* Aim
For each line that holds "Ante", copy the line out.

[Dataset entries on figures]
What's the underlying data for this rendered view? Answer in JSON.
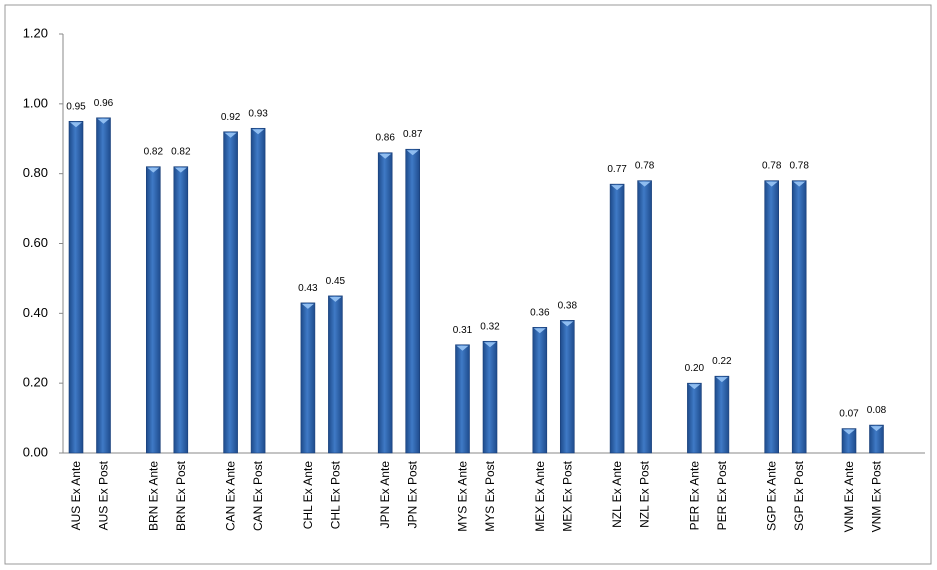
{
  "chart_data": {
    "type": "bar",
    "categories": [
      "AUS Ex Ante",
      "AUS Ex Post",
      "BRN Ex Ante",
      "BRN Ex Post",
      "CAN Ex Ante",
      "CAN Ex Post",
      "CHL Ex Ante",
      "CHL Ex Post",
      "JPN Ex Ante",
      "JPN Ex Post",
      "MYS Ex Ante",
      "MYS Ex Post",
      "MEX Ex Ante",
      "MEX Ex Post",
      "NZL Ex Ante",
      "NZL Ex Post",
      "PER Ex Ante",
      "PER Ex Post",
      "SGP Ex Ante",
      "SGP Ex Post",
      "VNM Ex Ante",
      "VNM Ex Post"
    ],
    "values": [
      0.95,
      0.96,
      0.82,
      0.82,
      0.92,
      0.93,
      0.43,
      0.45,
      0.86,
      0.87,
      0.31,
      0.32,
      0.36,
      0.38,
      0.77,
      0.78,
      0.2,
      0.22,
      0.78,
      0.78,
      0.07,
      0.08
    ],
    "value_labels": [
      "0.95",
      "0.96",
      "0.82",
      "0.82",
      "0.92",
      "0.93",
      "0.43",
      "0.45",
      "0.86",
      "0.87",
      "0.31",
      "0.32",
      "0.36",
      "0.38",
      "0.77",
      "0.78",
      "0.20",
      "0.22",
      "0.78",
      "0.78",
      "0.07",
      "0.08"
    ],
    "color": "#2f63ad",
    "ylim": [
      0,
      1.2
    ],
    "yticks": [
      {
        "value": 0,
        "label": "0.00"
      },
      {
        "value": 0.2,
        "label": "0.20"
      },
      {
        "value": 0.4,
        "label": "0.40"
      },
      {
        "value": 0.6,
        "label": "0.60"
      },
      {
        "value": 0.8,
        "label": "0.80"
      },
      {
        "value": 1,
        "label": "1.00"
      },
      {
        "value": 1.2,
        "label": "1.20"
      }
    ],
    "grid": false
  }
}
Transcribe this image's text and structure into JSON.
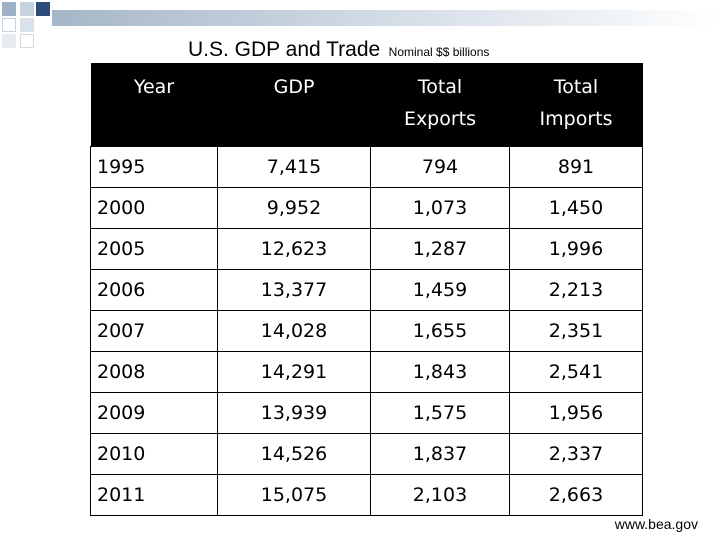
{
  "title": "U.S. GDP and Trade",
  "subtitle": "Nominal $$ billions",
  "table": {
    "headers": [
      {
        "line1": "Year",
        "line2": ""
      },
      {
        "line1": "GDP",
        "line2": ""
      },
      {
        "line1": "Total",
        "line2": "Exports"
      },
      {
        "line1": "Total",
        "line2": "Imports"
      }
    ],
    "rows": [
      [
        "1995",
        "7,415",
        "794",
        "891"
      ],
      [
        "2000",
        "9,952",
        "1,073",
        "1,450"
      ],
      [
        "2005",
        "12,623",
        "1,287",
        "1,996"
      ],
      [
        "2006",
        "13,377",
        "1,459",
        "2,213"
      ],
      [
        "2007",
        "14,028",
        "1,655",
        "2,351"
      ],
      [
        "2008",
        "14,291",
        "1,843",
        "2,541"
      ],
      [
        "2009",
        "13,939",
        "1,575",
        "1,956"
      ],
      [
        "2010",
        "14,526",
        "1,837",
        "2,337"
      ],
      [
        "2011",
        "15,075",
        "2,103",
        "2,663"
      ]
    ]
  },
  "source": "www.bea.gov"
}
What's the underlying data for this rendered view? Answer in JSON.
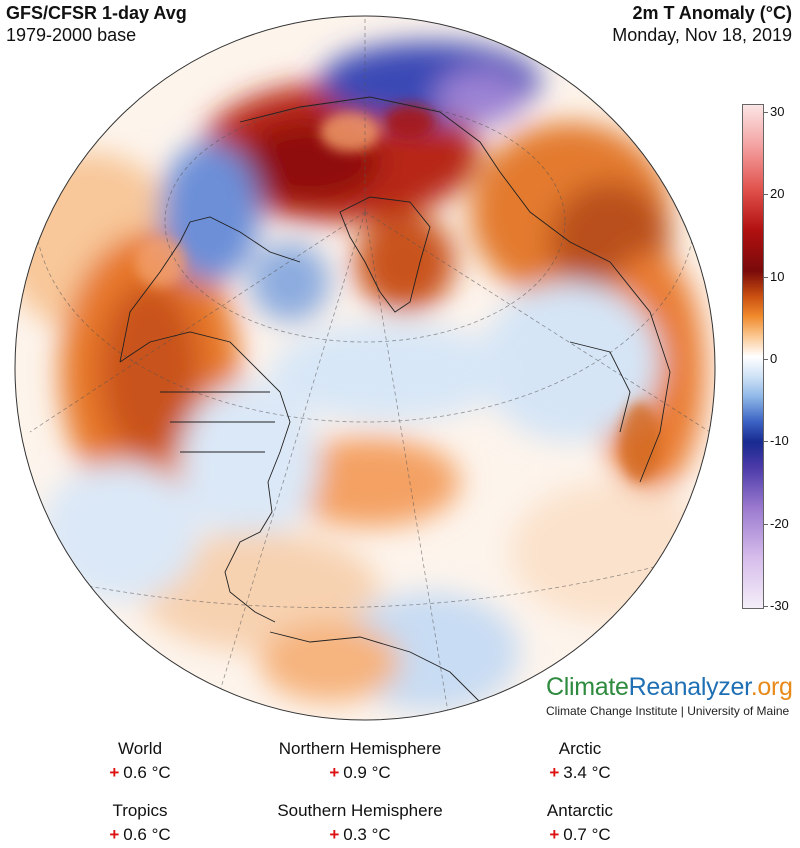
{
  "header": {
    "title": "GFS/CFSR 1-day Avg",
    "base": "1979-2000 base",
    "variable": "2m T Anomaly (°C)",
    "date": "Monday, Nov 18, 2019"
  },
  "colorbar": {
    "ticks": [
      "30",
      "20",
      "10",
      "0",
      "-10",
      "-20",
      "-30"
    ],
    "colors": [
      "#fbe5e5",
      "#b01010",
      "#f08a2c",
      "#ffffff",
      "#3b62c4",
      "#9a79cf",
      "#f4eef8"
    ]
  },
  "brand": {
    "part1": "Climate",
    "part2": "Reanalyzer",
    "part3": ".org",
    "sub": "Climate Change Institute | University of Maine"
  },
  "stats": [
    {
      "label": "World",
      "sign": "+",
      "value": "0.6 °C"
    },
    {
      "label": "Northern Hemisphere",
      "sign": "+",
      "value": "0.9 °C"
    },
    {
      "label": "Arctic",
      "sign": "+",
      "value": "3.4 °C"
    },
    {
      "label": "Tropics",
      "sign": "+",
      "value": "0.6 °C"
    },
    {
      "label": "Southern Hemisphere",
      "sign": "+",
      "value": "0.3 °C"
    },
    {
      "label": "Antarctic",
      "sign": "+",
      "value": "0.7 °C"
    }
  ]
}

* Completed task
      "AUS Ex Ante",
      "BRN Ex Ante",
      "CAN Ex Ante",
      "CHL Ex Ante",
      "JPN Ex Ante",
      "MYS Ex Ante",
      "MEX Ex Ante",
      "NZL Ex Ante",
      "PER Ex Ante",
      "SGP Ex Ante",
      "VNM Ex Ante",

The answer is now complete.